# [Source records]

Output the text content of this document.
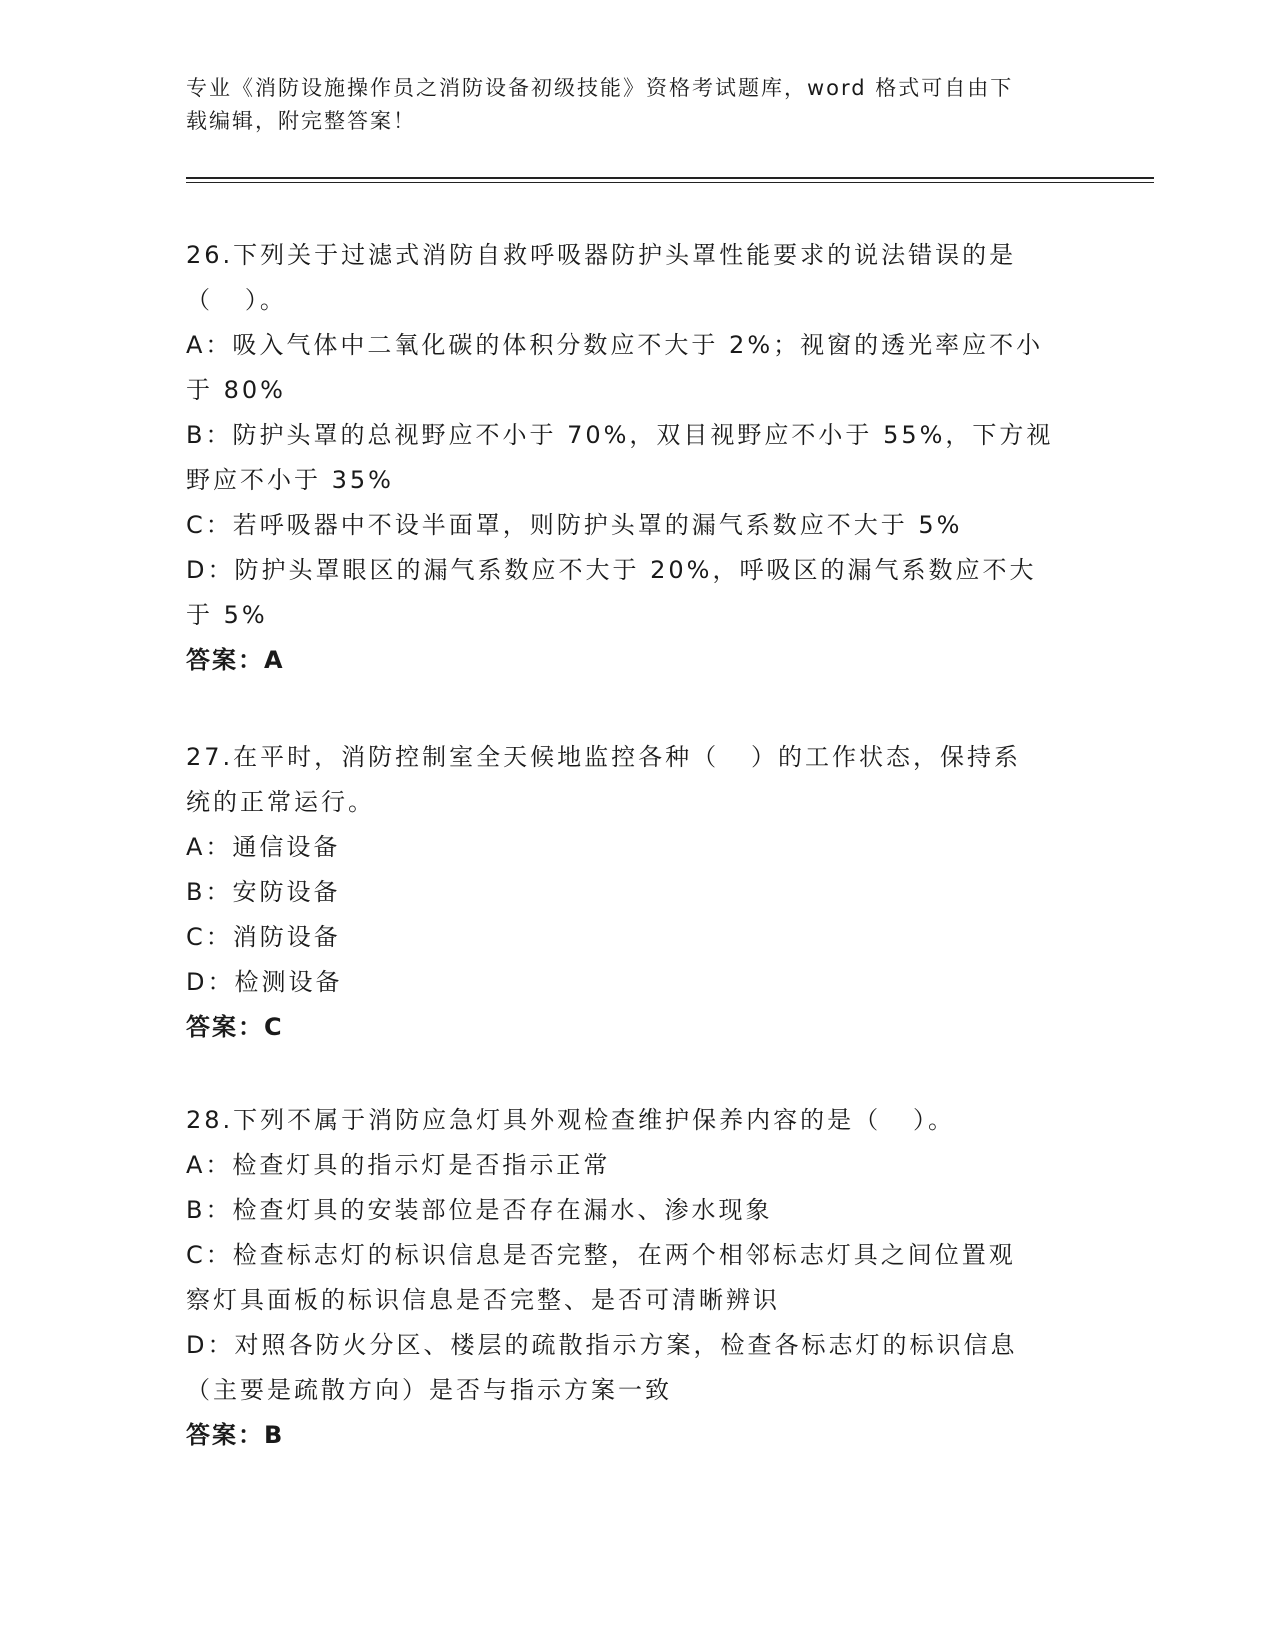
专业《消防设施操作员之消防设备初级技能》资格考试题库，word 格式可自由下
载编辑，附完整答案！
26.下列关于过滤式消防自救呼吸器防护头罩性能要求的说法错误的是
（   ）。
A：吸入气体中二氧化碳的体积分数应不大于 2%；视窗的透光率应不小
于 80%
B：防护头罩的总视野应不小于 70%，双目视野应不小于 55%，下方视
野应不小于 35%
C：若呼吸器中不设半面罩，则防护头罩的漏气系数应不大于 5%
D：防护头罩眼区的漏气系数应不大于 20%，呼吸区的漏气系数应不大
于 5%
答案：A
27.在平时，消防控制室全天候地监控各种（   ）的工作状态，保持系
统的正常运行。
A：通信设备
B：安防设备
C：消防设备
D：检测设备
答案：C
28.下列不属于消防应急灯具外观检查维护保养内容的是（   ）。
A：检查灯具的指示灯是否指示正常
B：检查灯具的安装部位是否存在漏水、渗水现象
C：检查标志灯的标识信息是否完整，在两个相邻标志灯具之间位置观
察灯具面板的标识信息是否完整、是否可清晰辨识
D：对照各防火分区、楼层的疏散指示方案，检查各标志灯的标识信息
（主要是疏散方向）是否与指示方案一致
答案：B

...

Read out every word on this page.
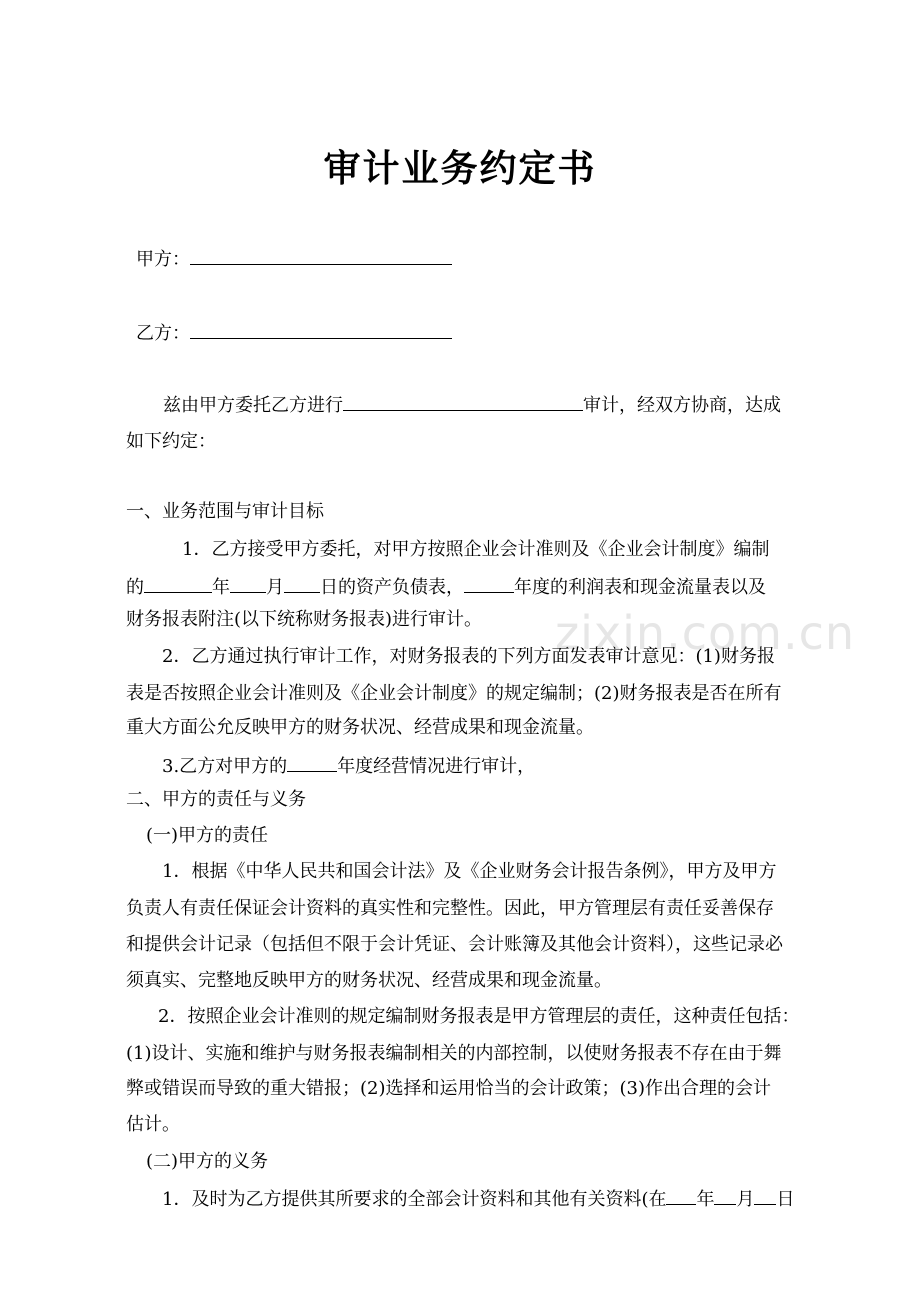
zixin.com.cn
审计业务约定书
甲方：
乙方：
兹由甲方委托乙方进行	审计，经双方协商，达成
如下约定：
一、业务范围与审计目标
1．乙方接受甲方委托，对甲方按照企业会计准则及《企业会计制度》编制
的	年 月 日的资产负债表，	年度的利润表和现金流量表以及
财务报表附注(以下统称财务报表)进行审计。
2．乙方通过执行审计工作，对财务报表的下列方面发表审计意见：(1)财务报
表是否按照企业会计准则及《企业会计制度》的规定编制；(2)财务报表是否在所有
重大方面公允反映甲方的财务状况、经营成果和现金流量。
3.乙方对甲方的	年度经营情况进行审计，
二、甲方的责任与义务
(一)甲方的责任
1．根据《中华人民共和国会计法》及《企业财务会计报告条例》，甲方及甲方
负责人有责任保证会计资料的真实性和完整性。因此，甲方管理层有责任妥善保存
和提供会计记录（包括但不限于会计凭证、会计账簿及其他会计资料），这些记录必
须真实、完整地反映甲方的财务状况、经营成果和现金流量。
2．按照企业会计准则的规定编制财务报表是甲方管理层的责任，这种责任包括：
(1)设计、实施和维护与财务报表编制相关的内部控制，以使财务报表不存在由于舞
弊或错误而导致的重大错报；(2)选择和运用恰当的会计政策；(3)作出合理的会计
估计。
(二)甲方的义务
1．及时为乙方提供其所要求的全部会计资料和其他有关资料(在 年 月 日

* * *

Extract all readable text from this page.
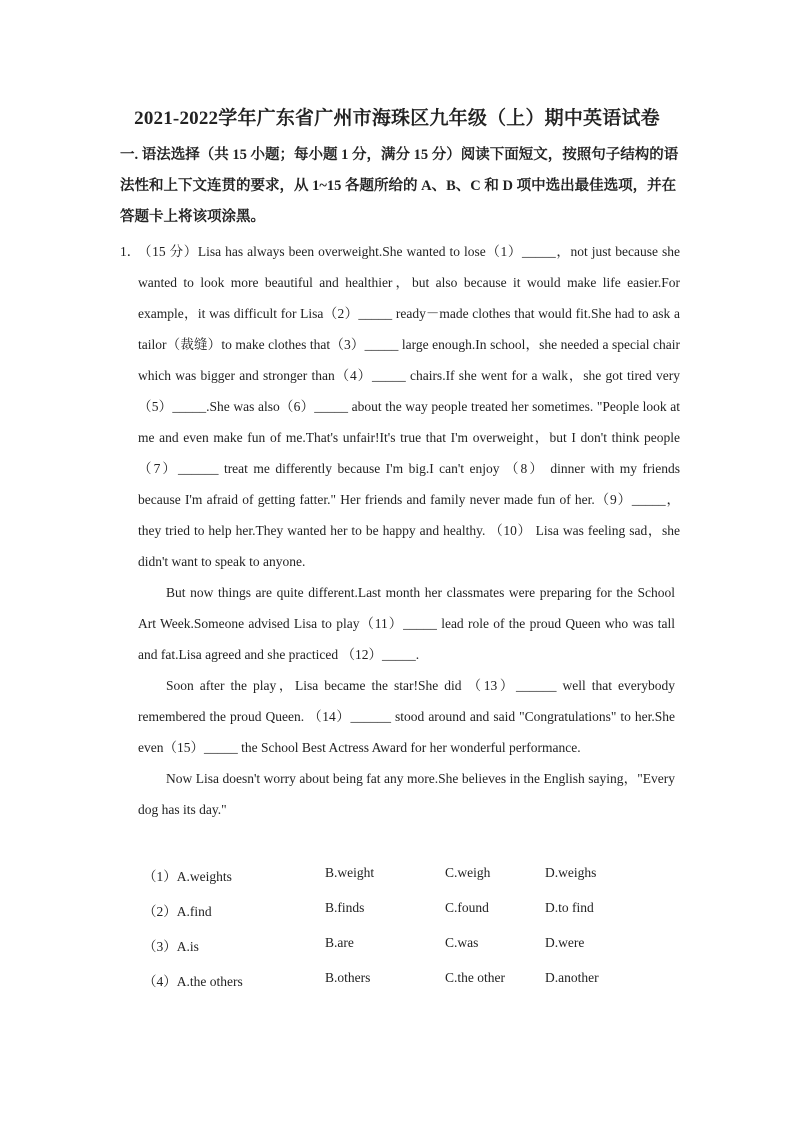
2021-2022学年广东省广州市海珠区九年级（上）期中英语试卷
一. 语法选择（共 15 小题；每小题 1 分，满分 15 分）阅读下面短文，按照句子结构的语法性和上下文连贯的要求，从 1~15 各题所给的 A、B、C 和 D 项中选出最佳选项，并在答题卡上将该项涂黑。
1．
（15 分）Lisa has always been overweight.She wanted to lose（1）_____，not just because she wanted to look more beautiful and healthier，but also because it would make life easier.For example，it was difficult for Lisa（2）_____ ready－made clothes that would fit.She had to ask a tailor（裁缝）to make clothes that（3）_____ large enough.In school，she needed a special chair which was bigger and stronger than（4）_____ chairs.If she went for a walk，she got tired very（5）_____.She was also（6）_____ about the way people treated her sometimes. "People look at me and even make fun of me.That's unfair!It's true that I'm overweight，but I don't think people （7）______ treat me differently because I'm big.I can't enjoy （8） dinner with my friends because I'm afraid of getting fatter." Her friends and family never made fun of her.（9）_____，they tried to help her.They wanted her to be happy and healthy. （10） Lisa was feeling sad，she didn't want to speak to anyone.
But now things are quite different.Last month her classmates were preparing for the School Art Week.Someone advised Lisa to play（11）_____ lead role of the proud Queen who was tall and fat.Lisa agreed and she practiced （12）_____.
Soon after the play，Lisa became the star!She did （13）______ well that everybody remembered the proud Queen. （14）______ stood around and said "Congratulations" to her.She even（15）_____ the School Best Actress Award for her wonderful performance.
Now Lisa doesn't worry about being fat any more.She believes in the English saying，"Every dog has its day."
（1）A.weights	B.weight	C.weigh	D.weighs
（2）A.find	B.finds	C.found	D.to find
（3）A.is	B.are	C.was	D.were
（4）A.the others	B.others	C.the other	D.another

# [Task requirements]
Using the records given above, list every line that includes the word "even".

# [Exercise result]
（15 分）Lisa has always been overweight.She wanted to lose（1）_____，not just because she wanted to look more beautiful and healthier，but also because it would make life easier.For example，it was difficult for Lisa（2）_____ ready－made clothes that would fit.She had to ask a tailor（裁缝）to make clothes that（3）_____ large enough.In school，she needed a special chair which was bigger and stronger than（4）_____ chairs.If she went for a walk，she got tired very（5）_____.She was also（6）_____ about the way people treated her sometimes. "People look at me and even make fun of me.That's unfair!It's true that I'm overweight，but I don't think people （7）______ treat me differently because I'm big.I can't enjoy （8） dinner with my friends because I'm afraid of getting fatter." Her friends and family never made fun of her.（9）_____，they tried to help her.They wanted her to be happy and healthy. （10） Lisa was feeling sad，she didn't want to speak to anyone.
Soon after the play，Lisa became the star!She did （13）______ well that everybody remembered the proud Queen. （14）______ stood around and said "Congratulations" to her.She even（15）_____ the School Best Actress Award for her wonderful performance.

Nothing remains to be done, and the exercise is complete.